## EXERCISE
Without omitting anything, retype the data that follows.

## MATERIALS PROVIDED
************
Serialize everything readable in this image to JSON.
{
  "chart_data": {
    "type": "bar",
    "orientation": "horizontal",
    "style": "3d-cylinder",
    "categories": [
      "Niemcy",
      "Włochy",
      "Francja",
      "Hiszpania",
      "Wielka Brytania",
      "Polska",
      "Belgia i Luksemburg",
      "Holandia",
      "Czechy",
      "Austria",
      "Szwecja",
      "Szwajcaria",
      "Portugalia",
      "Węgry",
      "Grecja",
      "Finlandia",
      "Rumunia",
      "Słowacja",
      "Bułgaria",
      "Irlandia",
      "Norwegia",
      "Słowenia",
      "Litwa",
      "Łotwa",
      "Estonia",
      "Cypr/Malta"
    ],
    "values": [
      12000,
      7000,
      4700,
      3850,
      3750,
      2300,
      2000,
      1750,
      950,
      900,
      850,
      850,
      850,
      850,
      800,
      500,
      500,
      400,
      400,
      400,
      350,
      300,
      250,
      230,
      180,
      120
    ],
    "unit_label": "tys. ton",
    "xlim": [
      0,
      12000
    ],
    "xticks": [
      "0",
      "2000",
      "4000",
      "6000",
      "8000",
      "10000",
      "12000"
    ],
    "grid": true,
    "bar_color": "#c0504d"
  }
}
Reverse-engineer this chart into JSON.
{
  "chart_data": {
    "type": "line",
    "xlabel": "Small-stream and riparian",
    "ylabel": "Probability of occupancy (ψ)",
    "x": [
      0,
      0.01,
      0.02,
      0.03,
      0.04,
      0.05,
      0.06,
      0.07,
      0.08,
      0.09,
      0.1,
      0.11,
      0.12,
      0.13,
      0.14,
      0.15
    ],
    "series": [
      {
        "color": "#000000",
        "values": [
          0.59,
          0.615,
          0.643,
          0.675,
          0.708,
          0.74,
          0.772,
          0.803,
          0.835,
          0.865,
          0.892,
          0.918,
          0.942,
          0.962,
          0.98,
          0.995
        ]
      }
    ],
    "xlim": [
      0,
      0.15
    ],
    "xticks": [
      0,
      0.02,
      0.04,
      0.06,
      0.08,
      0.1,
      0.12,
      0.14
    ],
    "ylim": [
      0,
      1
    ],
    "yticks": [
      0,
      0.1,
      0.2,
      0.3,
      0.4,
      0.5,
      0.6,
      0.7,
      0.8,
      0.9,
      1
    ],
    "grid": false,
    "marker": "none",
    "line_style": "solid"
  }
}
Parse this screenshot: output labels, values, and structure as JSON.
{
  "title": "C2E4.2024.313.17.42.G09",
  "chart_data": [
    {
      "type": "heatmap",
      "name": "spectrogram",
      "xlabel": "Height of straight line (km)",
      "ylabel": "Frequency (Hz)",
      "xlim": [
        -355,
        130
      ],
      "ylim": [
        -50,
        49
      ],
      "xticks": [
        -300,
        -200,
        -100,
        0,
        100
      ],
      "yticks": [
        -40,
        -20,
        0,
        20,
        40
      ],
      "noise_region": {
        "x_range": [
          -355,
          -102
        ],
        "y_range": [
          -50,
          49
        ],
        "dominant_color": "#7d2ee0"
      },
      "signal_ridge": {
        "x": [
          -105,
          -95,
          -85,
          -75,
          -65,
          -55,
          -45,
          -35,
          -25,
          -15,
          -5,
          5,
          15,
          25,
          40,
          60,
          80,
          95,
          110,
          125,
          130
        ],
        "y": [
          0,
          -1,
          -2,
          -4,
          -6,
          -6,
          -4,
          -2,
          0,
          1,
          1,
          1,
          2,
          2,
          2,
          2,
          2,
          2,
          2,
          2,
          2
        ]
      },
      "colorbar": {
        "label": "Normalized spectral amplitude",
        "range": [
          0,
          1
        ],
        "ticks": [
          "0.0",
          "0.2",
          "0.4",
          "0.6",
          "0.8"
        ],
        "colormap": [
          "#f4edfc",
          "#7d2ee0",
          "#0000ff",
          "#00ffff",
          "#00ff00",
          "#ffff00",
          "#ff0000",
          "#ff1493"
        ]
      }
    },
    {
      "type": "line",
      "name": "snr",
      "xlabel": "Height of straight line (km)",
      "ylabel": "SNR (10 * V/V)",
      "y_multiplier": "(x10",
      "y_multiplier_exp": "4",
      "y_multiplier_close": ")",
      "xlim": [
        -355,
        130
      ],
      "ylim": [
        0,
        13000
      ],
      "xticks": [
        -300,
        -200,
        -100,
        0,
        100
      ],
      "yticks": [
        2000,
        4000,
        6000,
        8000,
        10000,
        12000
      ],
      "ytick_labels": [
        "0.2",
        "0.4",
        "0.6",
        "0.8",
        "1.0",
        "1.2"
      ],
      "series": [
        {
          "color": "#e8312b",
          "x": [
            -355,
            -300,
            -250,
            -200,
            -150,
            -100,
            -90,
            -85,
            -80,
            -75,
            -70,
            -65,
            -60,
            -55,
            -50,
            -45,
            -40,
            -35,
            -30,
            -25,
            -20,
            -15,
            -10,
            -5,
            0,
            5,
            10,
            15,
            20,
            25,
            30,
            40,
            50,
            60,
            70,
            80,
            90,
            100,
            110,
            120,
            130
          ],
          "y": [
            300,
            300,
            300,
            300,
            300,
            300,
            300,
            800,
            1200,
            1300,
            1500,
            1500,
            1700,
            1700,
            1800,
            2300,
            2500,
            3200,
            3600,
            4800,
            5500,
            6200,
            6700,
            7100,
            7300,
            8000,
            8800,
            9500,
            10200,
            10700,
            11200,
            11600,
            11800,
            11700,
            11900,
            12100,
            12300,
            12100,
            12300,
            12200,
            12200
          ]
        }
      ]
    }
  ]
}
************
## FINAL RESULT
Serialize everything readable in this image to JSON.
{
  "chart_data": {
    "type": "bar",
    "orientation": "horizontal",
    "style": "3d-cylinder",
    "categories": [
      "Niemcy",
      "Włochy",
      "Francja",
      "Hiszpania",
      "Wielka Brytania",
      "Polska",
      "Belgia i Luksemburg",
      "Holandia",
      "Czechy",
      "Austria",
      "Szwecja",
      "Szwajcaria",
      "Portugalia",
      "Węgry",
      "Grecja",
      "Finlandia",
      "Rumunia",
      "Słowacja",
      "Bułgaria",
      "Irlandia",
      "Norwegia",
      "Słowenia",
      "Litwa",
      "Łotwa",
      "Estonia",
      "Cypr/Malta"
    ],
    "values": [
      12000,
      7000,
      4700,
      3850,
      3750,
      2300,
      2000,
      1750,
      950,
      900,
      850,
      850,
      850,
      850,
      800,
      500,
      500,
      400,
      400,
      400,
      350,
      300,
      250,
      230,
      180,
      120
    ],
    "unit_label": "tys. ton",
    "xlim": [
      0,
      12000
    ],
    "xticks": [
      "0",
      "2000",
      "4000",
      "6000",
      "8000",
      "10000",
      "12000"
    ],
    "grid": true,
    "bar_color": "#c0504d"
  }
}
Reverse-engineer this chart into JSON.
{
  "chart_data": {
    "type": "line",
    "xlabel": "Small-stream and riparian",
    "ylabel": "Probability of occupancy (ψ)",
    "x": [
      0,
      0.01,
      0.02,
      0.03,
      0.04,
      0.05,
      0.06,
      0.07,
      0.08,
      0.09,
      0.1,
      0.11,
      0.12,
      0.13,
      0.14,
      0.15
    ],
    "series": [
      {
        "color": "#000000",
        "values": [
          0.59,
          0.615,
          0.643,
          0.675,
          0.708,
          0.74,
          0.772,
          0.803,
          0.835,
          0.865,
          0.892,
          0.918,
          0.942,
          0.962,
          0.98,
          0.995
        ]
      }
    ],
    "xlim": [
      0,
      0.15
    ],
    "xticks": [
      0,
      0.02,
      0.04,
      0.06,
      0.08,
      0.1,
      0.12,
      0.14
    ],
    "ylim": [
      0,
      1
    ],
    "yticks": [
      0,
      0.1,
      0.2,
      0.3,
      0.4,
      0.5,
      0.6,
      0.7,
      0.8,
      0.9,
      1
    ],
    "grid": false,
    "marker": "none",
    "line_style": "solid"
  }
}
Parse this screenshot: output labels, values, and structure as JSON.
{
  "title": "C2E4.2024.313.17.42.G09",
  "chart_data": [
    {
      "type": "heatmap",
      "name": "spectrogram",
      "xlabel": "Height of straight line (km)",
      "ylabel": "Frequency (Hz)",
      "xlim": [
        -355,
        130
      ],
      "ylim": [
        -50,
        49
      ],
      "xticks": [
        -300,
        -200,
        -100,
        0,
        100
      ],
      "yticks": [
        -40,
        -20,
        0,
        20,
        40
      ],
      "noise_region": {
        "x_range": [
          -355,
          -102
        ],
        "y_range": [
          -50,
          49
        ],
        "dominant_color": "#7d2ee0"
      },
      "signal_ridge": {
        "x": [
          -105,
          -95,
          -85,
          -75,
          -65,
          -55,
          -45,
          -35,
          -25,
          -15,
          -5,
          5,
          15,
          25,
          40,
          60,
          80,
          95,
          110,
          125,
          130
        ],
        "y": [
          0,
          -1,
          -2,
          -4,
          -6,
          -6,
          -4,
          -2,
          0,
          1,
          1,
          1,
          2,
          2,
          2,
          2,
          2,
          2,
          2,
          2,
          2
        ]
      },
      "colorbar": {
        "label": "Normalized spectral amplitude",
        "range": [
          0,
          1
        ],
        "ticks": [
          "0.0",
          "0.2",
          "0.4",
          "0.6",
          "0.8"
        ],
        "colormap": [
          "#f4edfc",
          "#7d2ee0",
          "#0000ff",
          "#00ffff",
          "#00ff00",
          "#ffff00",
          "#ff0000",
          "#ff1493"
        ]
      }
    },
    {
      "type": "line",
      "name": "snr",
      "xlabel": "Height of straight line (km)",
      "ylabel": "SNR (10 * V/V)",
      "y_multiplier": "(x10",
      "y_multiplier_exp": "4",
      "y_multiplier_close": ")",
      "xlim": [
        -355,
        130
      ],
      "ylim": [
        0,
        13000
      ],
      "xticks": [
        -300,
        -200,
        -100,
        0,
        100
      ],
      "yticks": [
        2000,
        4000,
        6000,
        8000,
        10000,
        12000
      ],
      "ytick_labels": [
        "0.2",
        "0.4",
        "0.6",
        "0.8",
        "1.0",
        "1.2"
      ],
      "series": [
        {
          "color": "#e8312b",
          "x": [
            -355,
            -300,
            -250,
            -200,
            -150,
            -100,
            -90,
            -85,
            -80,
            -75,
            -70,
            -65,
            -60,
            -55,
            -50,
            -45,
            -40,
            -35,
            -30,
            -25,
            -20,
            -15,
            -10,
            -5,
            0,
            5,
            10,
            15,
            20,
            25,
            30,
            40,
            50,
            60,
            70,
            80,
            90,
            100,
            110,
            120,
            130
          ],
          "y": [
            300,
            300,
            300,
            300,
            300,
            300,
            300,
            800,
            1200,
            1300,
            1500,
            1500,
            1700,
            1700,
            1800,
            2300,
            2500,
            3200,
            3600,
            4800,
            5500,
            6200,
            6700,
            7100,
            7300,
            8000,
            8800,
            9500,
            10200,
            10700,
            11200,
            11600,
            11800,
            11700,
            11900,
            12100,
            12300,
            12100,
            12300,
            12200,
            12200
          ]
        }
      ]
    }
  ]
}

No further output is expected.